START

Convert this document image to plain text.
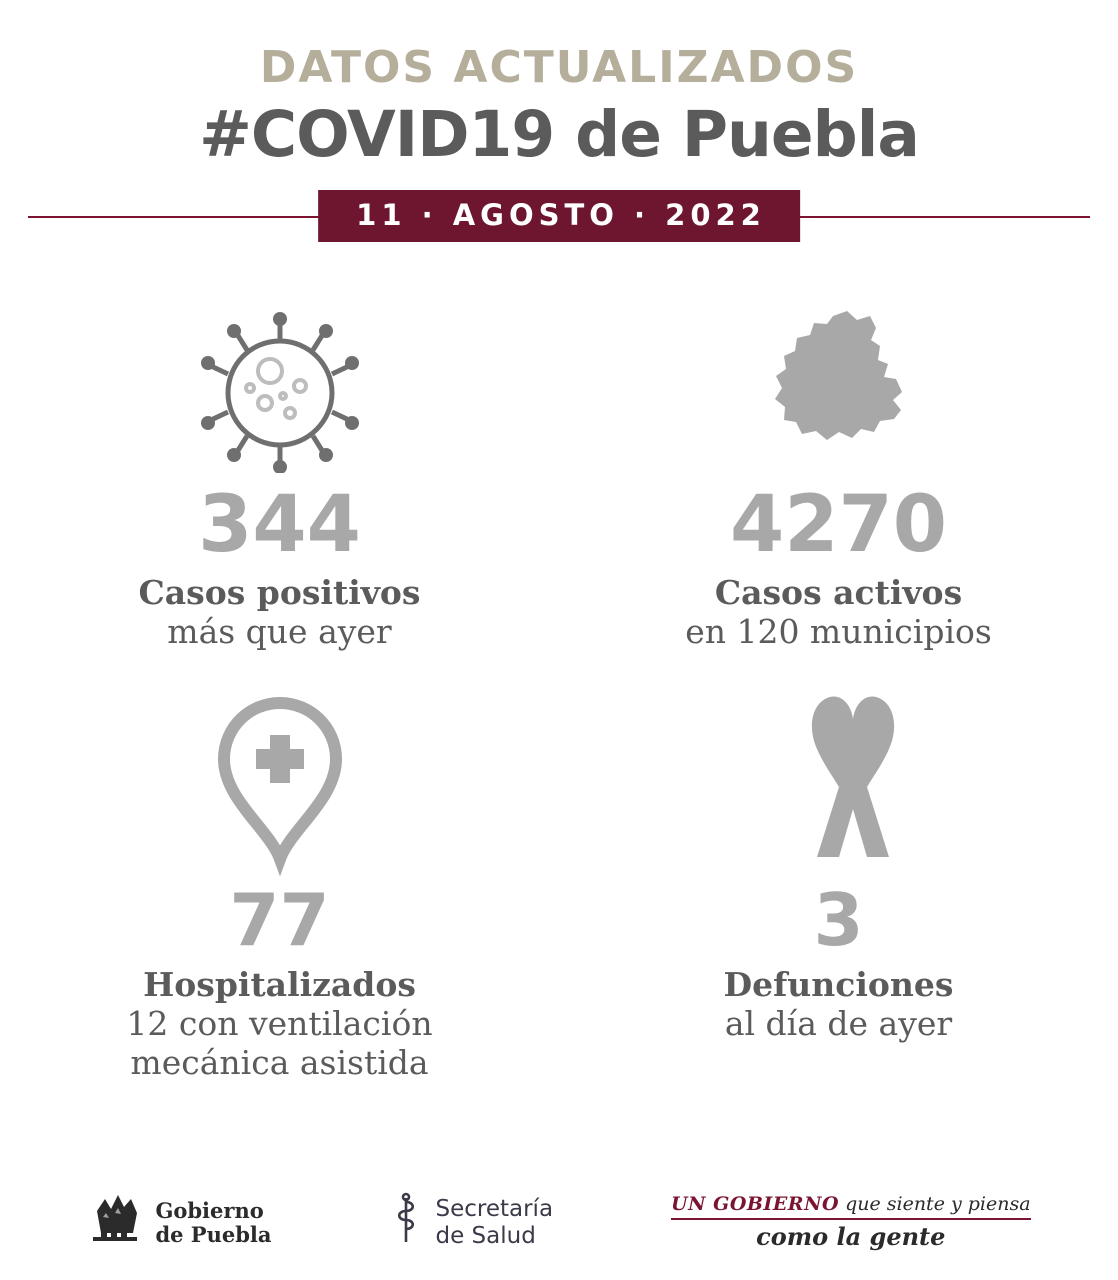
DATOS ACTUALIZADOS

#COVID19 de Puebla
11 · AGOSTO · 2022
344
Casos positivos
más que ayer
4270
Casos activos
en 120 municipios
77
Hospitalizados
12 con ventilación
mecánica asistida
3
Defunciones
al día de ayer
Gobierno
de Puebla
Secretaría
de Salud
UN GOBIERNO que siente y piensa
como la gente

END

Aim: Each line of the data should be quoted exactly, with pictures left out.

Task output:
Convert this document image to plain text.
DATOS ACTUALIZADOS

#COVID19 de Puebla
11 · AGOSTO · 2022
344
Casos positivos
más que ayer
4270
Casos activos
en 120 municipios
77
Hospitalizados
12 con ventilación
mecánica asistida
3
Defunciones
al día de ayer
Gobierno
de Puebla
Secretaría
de Salud
UN GOBIERNO que siente y piensa
como la gente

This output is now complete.